__AIM__. Write out all the entries word for word and omit any pictures.

__DATA FOR THE TASK__.
━━━━
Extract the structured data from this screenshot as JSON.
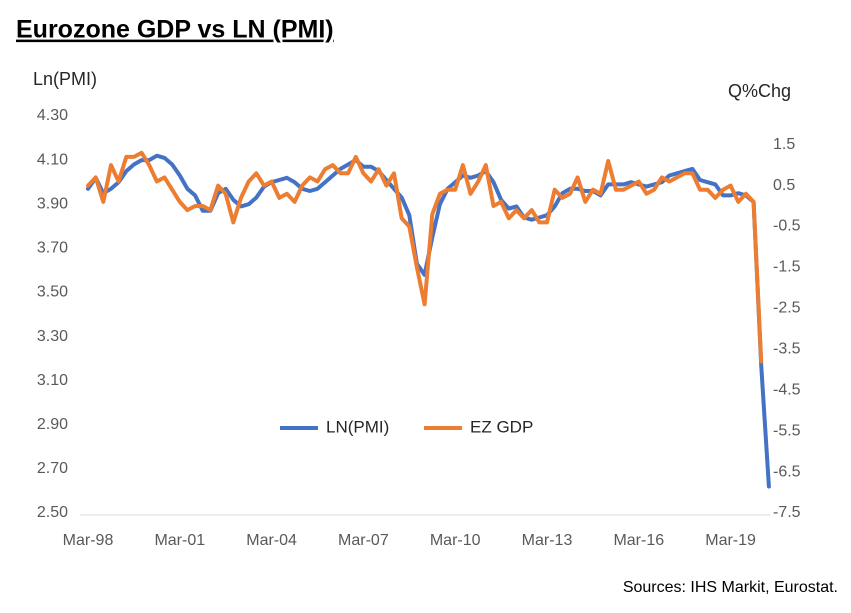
{
  "chart_data": {
    "type": "line",
    "title": "Eurozone GDP vs LN (PMI)",
    "y_axis_label": "Ln(PMI)",
    "y2_axis_label": "Q%Chg",
    "source": "Sources: IHS Markit, Eurostat.",
    "categories": [
      "Mar-98",
      null,
      null,
      null,
      null,
      null,
      null,
      null,
      null,
      null,
      null,
      null,
      "Mar-01",
      null,
      null,
      null,
      null,
      null,
      null,
      null,
      null,
      null,
      null,
      null,
      "Mar-04",
      null,
      null,
      null,
      null,
      null,
      null,
      null,
      null,
      null,
      null,
      null,
      "Mar-07",
      null,
      null,
      null,
      null,
      null,
      null,
      null,
      null,
      null,
      null,
      null,
      "Mar-10",
      null,
      null,
      null,
      null,
      null,
      null,
      null,
      null,
      null,
      null,
      null,
      "Mar-13",
      null,
      null,
      null,
      null,
      null,
      null,
      null,
      null,
      null,
      null,
      null,
      "Mar-16",
      null,
      null,
      null,
      null,
      null,
      null,
      null,
      null,
      null,
      null,
      null,
      "Mar-19",
      null,
      null,
      null,
      null,
      null
    ],
    "series": [
      {
        "name": "LN(PMI)",
        "color": "#4472c4",
        "axis": "y",
        "values": [
          3.97,
          4.02,
          3.95,
          3.97,
          4.0,
          4.05,
          4.08,
          4.1,
          4.1,
          4.12,
          4.11,
          4.08,
          4.03,
          3.97,
          3.94,
          3.87,
          3.87,
          3.95,
          3.97,
          3.92,
          3.89,
          3.9,
          3.93,
          3.98,
          4.0,
          4.01,
          4.02,
          4.0,
          3.97,
          3.96,
          3.97,
          4.0,
          4.03,
          4.06,
          4.08,
          4.1,
          4.07,
          4.07,
          4.05,
          4.01,
          3.97,
          3.93,
          3.85,
          3.63,
          3.58,
          3.75,
          3.9,
          3.97,
          4.0,
          4.03,
          4.02,
          4.03,
          4.05,
          4.0,
          3.92,
          3.88,
          3.89,
          3.84,
          3.83,
          3.84,
          3.85,
          3.89,
          3.95,
          3.97,
          3.97,
          3.96,
          3.96,
          3.94,
          3.99,
          3.99,
          3.99,
          4.0,
          3.99,
          3.98,
          3.99,
          4.0,
          4.03,
          4.04,
          4.05,
          4.06,
          4.01,
          4.0,
          3.99,
          3.94,
          3.94,
          3.95,
          3.94,
          3.91,
          3.17,
          2.62
        ]
      },
      {
        "name": "EZ GDP",
        "color": "#ed7d31",
        "axis": "y2",
        "values": [
          0.5,
          0.7,
          0.1,
          1.0,
          0.6,
          1.2,
          1.2,
          1.3,
          1.0,
          0.6,
          0.7,
          0.4,
          0.1,
          -0.1,
          0.0,
          0.0,
          -0.1,
          0.5,
          0.3,
          -0.4,
          0.2,
          0.6,
          0.8,
          0.5,
          0.6,
          0.2,
          0.3,
          0.1,
          0.5,
          0.7,
          0.6,
          0.9,
          1.0,
          0.8,
          0.8,
          1.2,
          0.8,
          0.6,
          0.9,
          0.5,
          0.8,
          -0.3,
          -0.5,
          -1.5,
          -2.4,
          -0.2,
          0.3,
          0.4,
          0.4,
          1.0,
          0.3,
          0.6,
          1.0,
          0.0,
          0.1,
          -0.3,
          -0.1,
          -0.3,
          -0.1,
          -0.4,
          -0.4,
          0.4,
          0.2,
          0.3,
          0.7,
          0.1,
          0.4,
          0.3,
          1.1,
          0.4,
          0.4,
          0.5,
          0.6,
          0.3,
          0.4,
          0.7,
          0.6,
          0.7,
          0.8,
          0.8,
          0.4,
          0.4,
          0.2,
          0.4,
          0.5,
          0.1,
          0.3,
          0.1,
          -3.8,
          null
        ]
      }
    ],
    "ylim": [
      2.5,
      4.3
    ],
    "yticks": [
      {
        "value": 2.5,
        "label": "2.50"
      },
      {
        "value": 2.7,
        "label": "2.70"
      },
      {
        "value": 2.9,
        "label": "2.90"
      },
      {
        "value": 3.1,
        "label": "3.10"
      },
      {
        "value": 3.3,
        "label": "3.30"
      },
      {
        "value": 3.5,
        "label": "3.50"
      },
      {
        "value": 3.7,
        "label": "3.70"
      },
      {
        "value": 3.9,
        "label": "3.90"
      },
      {
        "value": 4.1,
        "label": "4.10"
      },
      {
        "value": 4.3,
        "label": "4.30"
      }
    ],
    "y2lim": [
      -7.5,
      2.2
    ],
    "y2ticks": [
      -7.5,
      -6.5,
      -5.5,
      -4.5,
      -3.5,
      -2.5,
      -1.5,
      -0.5,
      0.5,
      1.5
    ],
    "grid": false,
    "legend": "center"
  }
}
━━━━
__WRITTEN ANSWER__.
Extract the structured data from this screenshot as JSON.
{
  "chart_data": {
    "type": "line",
    "title": "Eurozone GDP vs LN (PMI)",
    "y_axis_label": "Ln(PMI)",
    "y2_axis_label": "Q%Chg",
    "source": "Sources: IHS Markit, Eurostat.",
    "categories": [
      "Mar-98",
      null,
      null,
      null,
      null,
      null,
      null,
      null,
      null,
      null,
      null,
      null,
      "Mar-01",
      null,
      null,
      null,
      null,
      null,
      null,
      null,
      null,
      null,
      null,
      null,
      "Mar-04",
      null,
      null,
      null,
      null,
      null,
      null,
      null,
      null,
      null,
      null,
      null,
      "Mar-07",
      null,
      null,
      null,
      null,
      null,
      null,
      null,
      null,
      null,
      null,
      null,
      "Mar-10",
      null,
      null,
      null,
      null,
      null,
      null,
      null,
      null,
      null,
      null,
      null,
      "Mar-13",
      null,
      null,
      null,
      null,
      null,
      null,
      null,
      null,
      null,
      null,
      null,
      "Mar-16",
      null,
      null,
      null,
      null,
      null,
      null,
      null,
      null,
      null,
      null,
      null,
      "Mar-19",
      null,
      null,
      null,
      null,
      null
    ],
    "series": [
      {
        "name": "LN(PMI)",
        "color": "#4472c4",
        "axis": "y",
        "values": [
          3.97,
          4.02,
          3.95,
          3.97,
          4.0,
          4.05,
          4.08,
          4.1,
          4.1,
          4.12,
          4.11,
          4.08,
          4.03,
          3.97,
          3.94,
          3.87,
          3.87,
          3.95,
          3.97,
          3.92,
          3.89,
          3.9,
          3.93,
          3.98,
          4.0,
          4.01,
          4.02,
          4.0,
          3.97,
          3.96,
          3.97,
          4.0,
          4.03,
          4.06,
          4.08,
          4.1,
          4.07,
          4.07,
          4.05,
          4.01,
          3.97,
          3.93,
          3.85,
          3.63,
          3.58,
          3.75,
          3.9,
          3.97,
          4.0,
          4.03,
          4.02,
          4.03,
          4.05,
          4.0,
          3.92,
          3.88,
          3.89,
          3.84,
          3.83,
          3.84,
          3.85,
          3.89,
          3.95,
          3.97,
          3.97,
          3.96,
          3.96,
          3.94,
          3.99,
          3.99,
          3.99,
          4.0,
          3.99,
          3.98,
          3.99,
          4.0,
          4.03,
          4.04,
          4.05,
          4.06,
          4.01,
          4.0,
          3.99,
          3.94,
          3.94,
          3.95,
          3.94,
          3.91,
          3.17,
          2.62
        ]
      },
      {
        "name": "EZ GDP",
        "color": "#ed7d31",
        "axis": "y2",
        "values": [
          0.5,
          0.7,
          0.1,
          1.0,
          0.6,
          1.2,
          1.2,
          1.3,
          1.0,
          0.6,
          0.7,
          0.4,
          0.1,
          -0.1,
          0.0,
          0.0,
          -0.1,
          0.5,
          0.3,
          -0.4,
          0.2,
          0.6,
          0.8,
          0.5,
          0.6,
          0.2,
          0.3,
          0.1,
          0.5,
          0.7,
          0.6,
          0.9,
          1.0,
          0.8,
          0.8,
          1.2,
          0.8,
          0.6,
          0.9,
          0.5,
          0.8,
          -0.3,
          -0.5,
          -1.5,
          -2.4,
          -0.2,
          0.3,
          0.4,
          0.4,
          1.0,
          0.3,
          0.6,
          1.0,
          0.0,
          0.1,
          -0.3,
          -0.1,
          -0.3,
          -0.1,
          -0.4,
          -0.4,
          0.4,
          0.2,
          0.3,
          0.7,
          0.1,
          0.4,
          0.3,
          1.1,
          0.4,
          0.4,
          0.5,
          0.6,
          0.3,
          0.4,
          0.7,
          0.6,
          0.7,
          0.8,
          0.8,
          0.4,
          0.4,
          0.2,
          0.4,
          0.5,
          0.1,
          0.3,
          0.1,
          -3.8,
          null
        ]
      }
    ],
    "ylim": [
      2.5,
      4.3
    ],
    "yticks": [
      {
        "value": 2.5,
        "label": "2.50"
      },
      {
        "value": 2.7,
        "label": "2.70"
      },
      {
        "value": 2.9,
        "label": "2.90"
      },
      {
        "value": 3.1,
        "label": "3.10"
      },
      {
        "value": 3.3,
        "label": "3.30"
      },
      {
        "value": 3.5,
        "label": "3.50"
      },
      {
        "value": 3.7,
        "label": "3.70"
      },
      {
        "value": 3.9,
        "label": "3.90"
      },
      {
        "value": 4.1,
        "label": "4.10"
      },
      {
        "value": 4.3,
        "label": "4.30"
      }
    ],
    "y2lim": [
      -7.5,
      2.2
    ],
    "y2ticks": [
      -7.5,
      -6.5,
      -5.5,
      -4.5,
      -3.5,
      -2.5,
      -1.5,
      -0.5,
      0.5,
      1.5
    ],
    "grid": false,
    "legend": "center"
  }
}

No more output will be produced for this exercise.